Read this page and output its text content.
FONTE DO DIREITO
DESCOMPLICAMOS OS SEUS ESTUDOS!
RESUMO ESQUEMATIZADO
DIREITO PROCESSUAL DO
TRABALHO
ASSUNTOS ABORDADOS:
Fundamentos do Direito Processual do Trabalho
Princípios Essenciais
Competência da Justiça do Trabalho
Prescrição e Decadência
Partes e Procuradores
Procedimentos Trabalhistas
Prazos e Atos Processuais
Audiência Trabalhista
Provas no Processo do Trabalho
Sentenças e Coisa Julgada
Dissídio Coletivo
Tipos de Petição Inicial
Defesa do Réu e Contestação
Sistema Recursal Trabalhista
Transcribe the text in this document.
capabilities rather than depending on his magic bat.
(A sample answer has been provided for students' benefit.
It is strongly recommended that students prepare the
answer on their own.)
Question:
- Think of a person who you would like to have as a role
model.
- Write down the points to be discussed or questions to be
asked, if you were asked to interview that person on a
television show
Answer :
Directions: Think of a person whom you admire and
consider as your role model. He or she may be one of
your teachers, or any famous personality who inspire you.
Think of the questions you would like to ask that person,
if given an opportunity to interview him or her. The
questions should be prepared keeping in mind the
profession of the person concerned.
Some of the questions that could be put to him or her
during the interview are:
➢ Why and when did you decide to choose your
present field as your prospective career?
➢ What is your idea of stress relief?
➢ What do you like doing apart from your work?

- - - -

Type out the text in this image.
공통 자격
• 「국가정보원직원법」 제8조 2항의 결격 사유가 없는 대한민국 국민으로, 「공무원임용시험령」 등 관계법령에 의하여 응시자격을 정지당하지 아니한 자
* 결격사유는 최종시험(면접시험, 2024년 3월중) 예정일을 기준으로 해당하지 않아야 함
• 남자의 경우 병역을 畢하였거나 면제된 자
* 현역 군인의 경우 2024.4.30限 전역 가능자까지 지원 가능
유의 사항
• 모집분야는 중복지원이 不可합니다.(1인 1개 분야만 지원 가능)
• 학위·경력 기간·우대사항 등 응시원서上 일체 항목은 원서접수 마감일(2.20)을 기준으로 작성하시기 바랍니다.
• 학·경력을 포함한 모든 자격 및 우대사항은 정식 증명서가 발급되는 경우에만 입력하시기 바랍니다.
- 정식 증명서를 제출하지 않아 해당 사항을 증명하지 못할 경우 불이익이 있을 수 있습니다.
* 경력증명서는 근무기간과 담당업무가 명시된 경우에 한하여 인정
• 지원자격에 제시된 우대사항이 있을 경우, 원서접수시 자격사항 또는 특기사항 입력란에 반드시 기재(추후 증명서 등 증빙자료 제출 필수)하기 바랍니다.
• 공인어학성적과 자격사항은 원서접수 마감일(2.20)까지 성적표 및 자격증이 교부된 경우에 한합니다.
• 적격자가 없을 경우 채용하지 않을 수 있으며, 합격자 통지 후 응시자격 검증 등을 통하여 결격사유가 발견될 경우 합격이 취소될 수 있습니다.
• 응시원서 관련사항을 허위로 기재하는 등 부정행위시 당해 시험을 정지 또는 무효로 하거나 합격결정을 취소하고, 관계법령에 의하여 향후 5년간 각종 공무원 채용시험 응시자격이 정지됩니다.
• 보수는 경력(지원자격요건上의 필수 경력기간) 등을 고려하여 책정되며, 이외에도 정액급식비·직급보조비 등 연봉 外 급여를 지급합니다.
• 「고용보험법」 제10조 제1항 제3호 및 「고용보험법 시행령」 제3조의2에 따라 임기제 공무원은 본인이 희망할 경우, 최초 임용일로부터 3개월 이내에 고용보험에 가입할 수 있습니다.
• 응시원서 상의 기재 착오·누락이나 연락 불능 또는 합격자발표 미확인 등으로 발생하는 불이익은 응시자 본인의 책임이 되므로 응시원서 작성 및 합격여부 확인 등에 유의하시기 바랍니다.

- - - -

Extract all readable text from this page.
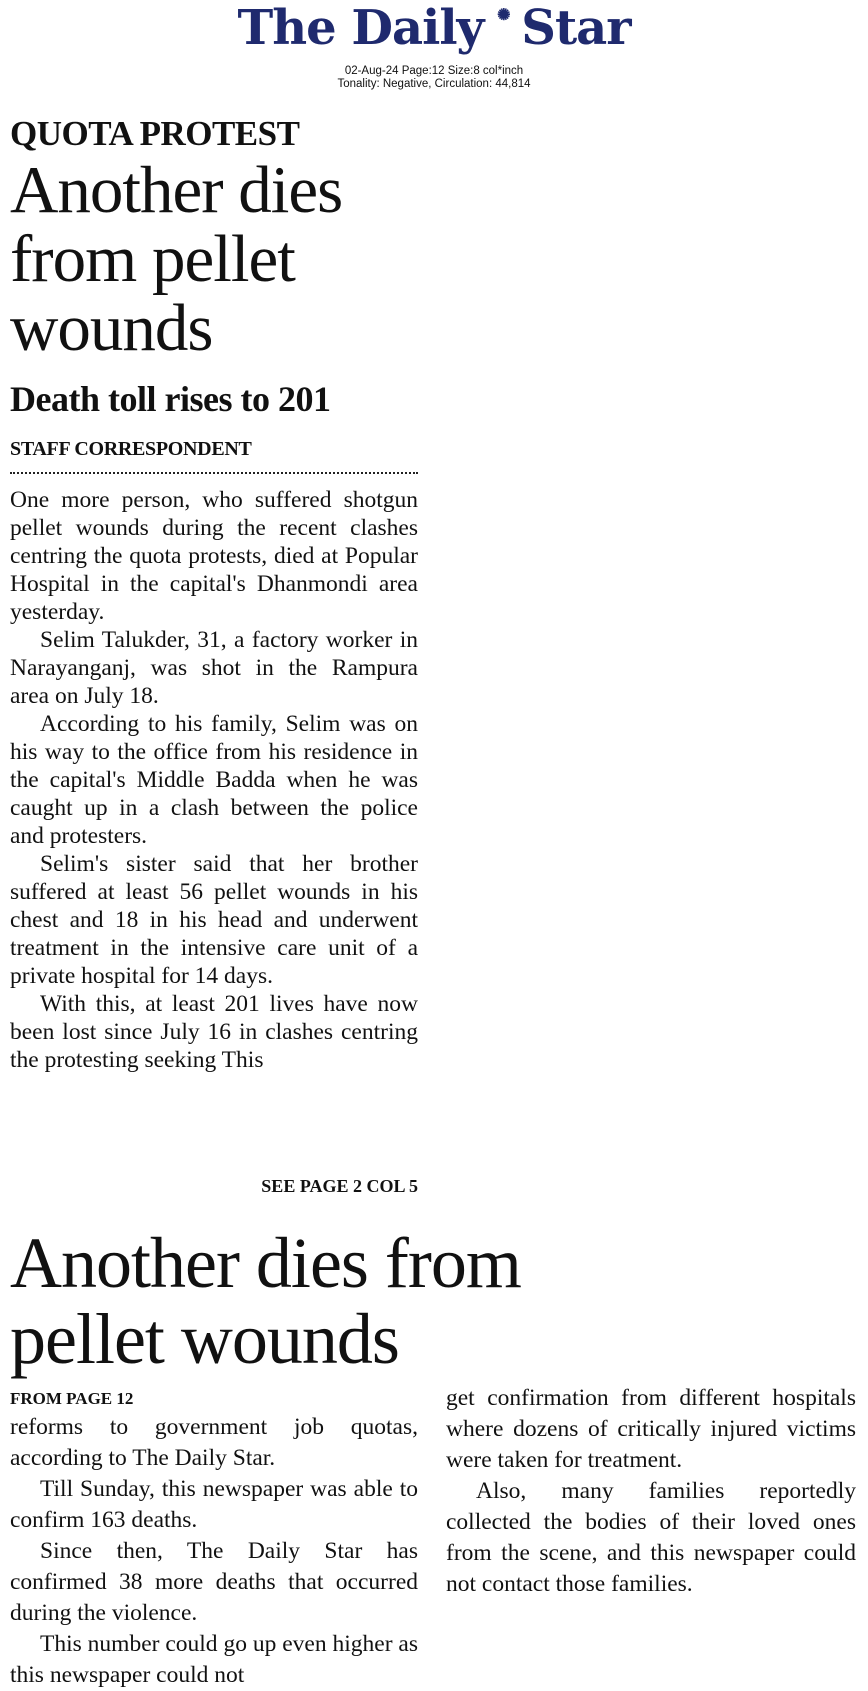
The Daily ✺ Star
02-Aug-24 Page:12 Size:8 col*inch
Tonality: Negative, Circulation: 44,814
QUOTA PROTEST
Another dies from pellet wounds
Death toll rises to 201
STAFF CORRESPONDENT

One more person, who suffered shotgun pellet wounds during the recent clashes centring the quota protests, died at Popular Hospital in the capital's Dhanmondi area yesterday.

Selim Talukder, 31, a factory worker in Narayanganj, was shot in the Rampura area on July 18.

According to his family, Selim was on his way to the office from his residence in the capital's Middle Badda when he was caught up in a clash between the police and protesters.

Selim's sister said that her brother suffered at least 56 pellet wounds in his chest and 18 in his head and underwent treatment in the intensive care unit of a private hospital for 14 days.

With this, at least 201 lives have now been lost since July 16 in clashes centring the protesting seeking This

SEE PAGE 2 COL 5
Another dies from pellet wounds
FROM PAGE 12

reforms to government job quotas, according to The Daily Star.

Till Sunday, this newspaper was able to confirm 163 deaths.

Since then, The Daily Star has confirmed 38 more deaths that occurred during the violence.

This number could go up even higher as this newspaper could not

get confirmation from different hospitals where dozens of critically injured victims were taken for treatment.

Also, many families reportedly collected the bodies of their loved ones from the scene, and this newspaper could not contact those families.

- - - -

Of all the lines in the material above, how many contain the word "area"? Give only the count.

## Correct result:
2